**Task statement**
Looking at the records below, state how many lines include the string "Predicted" and add nothing further.

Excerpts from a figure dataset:
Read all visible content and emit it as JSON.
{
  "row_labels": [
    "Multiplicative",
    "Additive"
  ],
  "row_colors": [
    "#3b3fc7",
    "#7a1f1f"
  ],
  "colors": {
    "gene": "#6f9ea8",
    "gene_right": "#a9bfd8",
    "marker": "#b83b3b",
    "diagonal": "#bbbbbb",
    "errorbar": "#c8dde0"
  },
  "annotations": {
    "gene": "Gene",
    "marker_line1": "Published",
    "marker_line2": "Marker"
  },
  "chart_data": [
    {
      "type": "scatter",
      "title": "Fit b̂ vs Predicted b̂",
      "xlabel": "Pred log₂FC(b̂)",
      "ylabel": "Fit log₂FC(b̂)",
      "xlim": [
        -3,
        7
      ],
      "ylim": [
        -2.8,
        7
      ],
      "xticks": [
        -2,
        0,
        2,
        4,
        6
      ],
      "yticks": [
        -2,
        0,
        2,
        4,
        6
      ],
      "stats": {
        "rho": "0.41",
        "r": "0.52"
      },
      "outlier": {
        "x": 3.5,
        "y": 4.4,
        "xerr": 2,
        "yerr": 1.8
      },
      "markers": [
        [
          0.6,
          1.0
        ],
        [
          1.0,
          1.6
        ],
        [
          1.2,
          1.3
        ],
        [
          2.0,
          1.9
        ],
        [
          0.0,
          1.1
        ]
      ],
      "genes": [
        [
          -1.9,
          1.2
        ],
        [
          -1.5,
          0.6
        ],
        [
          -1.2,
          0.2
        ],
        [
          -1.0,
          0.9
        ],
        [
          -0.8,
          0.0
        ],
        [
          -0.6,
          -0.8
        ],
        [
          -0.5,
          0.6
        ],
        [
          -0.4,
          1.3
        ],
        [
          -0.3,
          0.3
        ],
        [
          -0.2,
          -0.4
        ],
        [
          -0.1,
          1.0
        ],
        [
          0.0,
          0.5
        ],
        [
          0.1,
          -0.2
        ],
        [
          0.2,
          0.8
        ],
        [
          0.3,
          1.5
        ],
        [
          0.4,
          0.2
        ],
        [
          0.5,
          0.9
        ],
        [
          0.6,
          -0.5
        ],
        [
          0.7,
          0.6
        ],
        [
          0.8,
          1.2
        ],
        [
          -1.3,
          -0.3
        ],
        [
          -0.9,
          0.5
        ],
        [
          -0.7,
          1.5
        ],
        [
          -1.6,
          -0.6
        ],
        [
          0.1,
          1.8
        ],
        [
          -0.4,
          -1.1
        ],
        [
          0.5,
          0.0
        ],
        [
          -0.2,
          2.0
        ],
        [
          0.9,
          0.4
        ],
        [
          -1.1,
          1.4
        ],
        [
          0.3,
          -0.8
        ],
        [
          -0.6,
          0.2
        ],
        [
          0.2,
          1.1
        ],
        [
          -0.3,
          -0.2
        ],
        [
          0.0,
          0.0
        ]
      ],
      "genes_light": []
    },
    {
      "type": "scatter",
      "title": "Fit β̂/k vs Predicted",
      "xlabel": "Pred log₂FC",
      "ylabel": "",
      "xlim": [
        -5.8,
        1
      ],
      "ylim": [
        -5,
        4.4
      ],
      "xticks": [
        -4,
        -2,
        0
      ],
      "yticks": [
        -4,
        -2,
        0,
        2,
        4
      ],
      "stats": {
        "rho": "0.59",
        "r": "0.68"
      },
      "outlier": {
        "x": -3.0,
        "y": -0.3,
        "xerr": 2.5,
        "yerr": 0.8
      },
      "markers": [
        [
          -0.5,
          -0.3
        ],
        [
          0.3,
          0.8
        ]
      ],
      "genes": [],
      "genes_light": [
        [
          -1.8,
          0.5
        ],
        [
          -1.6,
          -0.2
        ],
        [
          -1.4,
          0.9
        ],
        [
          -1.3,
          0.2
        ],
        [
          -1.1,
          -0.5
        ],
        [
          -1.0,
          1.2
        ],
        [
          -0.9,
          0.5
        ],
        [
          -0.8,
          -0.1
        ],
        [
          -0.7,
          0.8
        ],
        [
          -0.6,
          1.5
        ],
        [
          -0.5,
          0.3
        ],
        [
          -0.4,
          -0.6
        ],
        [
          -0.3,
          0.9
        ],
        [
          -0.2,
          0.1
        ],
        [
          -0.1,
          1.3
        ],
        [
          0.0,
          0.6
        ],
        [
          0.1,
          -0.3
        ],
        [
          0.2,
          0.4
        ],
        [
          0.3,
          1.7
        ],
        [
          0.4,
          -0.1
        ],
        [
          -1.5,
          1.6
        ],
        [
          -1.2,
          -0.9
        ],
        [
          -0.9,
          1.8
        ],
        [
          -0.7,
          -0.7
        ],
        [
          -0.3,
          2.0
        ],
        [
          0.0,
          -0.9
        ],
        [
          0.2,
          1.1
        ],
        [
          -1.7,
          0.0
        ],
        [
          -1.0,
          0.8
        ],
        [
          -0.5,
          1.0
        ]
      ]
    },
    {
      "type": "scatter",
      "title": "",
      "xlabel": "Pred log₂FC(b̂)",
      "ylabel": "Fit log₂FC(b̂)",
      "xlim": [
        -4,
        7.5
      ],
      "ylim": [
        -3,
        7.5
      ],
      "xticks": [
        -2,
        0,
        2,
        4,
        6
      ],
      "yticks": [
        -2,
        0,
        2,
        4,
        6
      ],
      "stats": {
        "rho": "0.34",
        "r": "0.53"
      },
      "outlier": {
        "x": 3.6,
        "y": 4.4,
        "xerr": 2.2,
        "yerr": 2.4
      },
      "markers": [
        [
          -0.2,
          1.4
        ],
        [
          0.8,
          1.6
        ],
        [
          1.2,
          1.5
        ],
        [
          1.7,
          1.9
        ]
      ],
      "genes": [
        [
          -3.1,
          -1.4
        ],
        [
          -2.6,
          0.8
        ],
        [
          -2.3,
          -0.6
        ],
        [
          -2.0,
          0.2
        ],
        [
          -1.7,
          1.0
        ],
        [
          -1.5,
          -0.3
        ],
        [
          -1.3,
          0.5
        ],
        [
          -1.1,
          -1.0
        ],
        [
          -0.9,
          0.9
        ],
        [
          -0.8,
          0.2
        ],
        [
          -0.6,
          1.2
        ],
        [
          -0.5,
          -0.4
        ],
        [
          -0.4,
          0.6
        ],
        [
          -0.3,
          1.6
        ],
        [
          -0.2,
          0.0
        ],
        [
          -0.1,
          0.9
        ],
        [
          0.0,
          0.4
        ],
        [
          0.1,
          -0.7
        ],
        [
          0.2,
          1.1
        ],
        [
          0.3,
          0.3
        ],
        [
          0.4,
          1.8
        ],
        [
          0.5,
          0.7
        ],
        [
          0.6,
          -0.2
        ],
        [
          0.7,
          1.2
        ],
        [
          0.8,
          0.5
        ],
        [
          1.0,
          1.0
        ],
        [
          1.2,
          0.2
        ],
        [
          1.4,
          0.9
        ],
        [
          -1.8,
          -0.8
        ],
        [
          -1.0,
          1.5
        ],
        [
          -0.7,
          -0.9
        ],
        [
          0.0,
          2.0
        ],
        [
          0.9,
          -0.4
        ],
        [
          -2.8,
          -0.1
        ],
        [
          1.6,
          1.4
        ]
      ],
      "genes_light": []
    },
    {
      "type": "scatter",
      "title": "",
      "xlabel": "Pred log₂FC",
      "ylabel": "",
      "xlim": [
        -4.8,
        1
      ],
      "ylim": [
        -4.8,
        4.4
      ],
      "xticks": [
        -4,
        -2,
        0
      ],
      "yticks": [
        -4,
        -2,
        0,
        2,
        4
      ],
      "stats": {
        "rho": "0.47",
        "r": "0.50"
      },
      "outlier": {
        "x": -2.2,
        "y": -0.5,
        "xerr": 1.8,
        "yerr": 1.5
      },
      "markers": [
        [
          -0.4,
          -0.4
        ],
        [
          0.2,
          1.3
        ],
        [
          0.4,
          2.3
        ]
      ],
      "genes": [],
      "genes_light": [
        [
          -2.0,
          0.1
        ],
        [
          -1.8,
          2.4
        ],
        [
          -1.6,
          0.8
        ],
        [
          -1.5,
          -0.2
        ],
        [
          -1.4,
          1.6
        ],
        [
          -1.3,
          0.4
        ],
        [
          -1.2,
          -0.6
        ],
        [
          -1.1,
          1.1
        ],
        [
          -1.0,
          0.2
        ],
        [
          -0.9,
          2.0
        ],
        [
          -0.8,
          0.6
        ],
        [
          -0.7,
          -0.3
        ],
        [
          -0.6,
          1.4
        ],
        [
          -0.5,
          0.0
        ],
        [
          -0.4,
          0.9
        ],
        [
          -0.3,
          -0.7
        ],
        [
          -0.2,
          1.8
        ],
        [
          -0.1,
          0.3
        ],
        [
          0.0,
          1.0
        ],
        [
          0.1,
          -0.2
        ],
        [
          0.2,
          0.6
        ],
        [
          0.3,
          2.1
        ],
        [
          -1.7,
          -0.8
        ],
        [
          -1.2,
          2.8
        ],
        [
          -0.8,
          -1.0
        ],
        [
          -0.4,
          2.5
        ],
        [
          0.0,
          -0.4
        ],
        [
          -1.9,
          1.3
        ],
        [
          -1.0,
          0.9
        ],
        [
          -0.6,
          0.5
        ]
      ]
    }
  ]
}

**Written solution**
2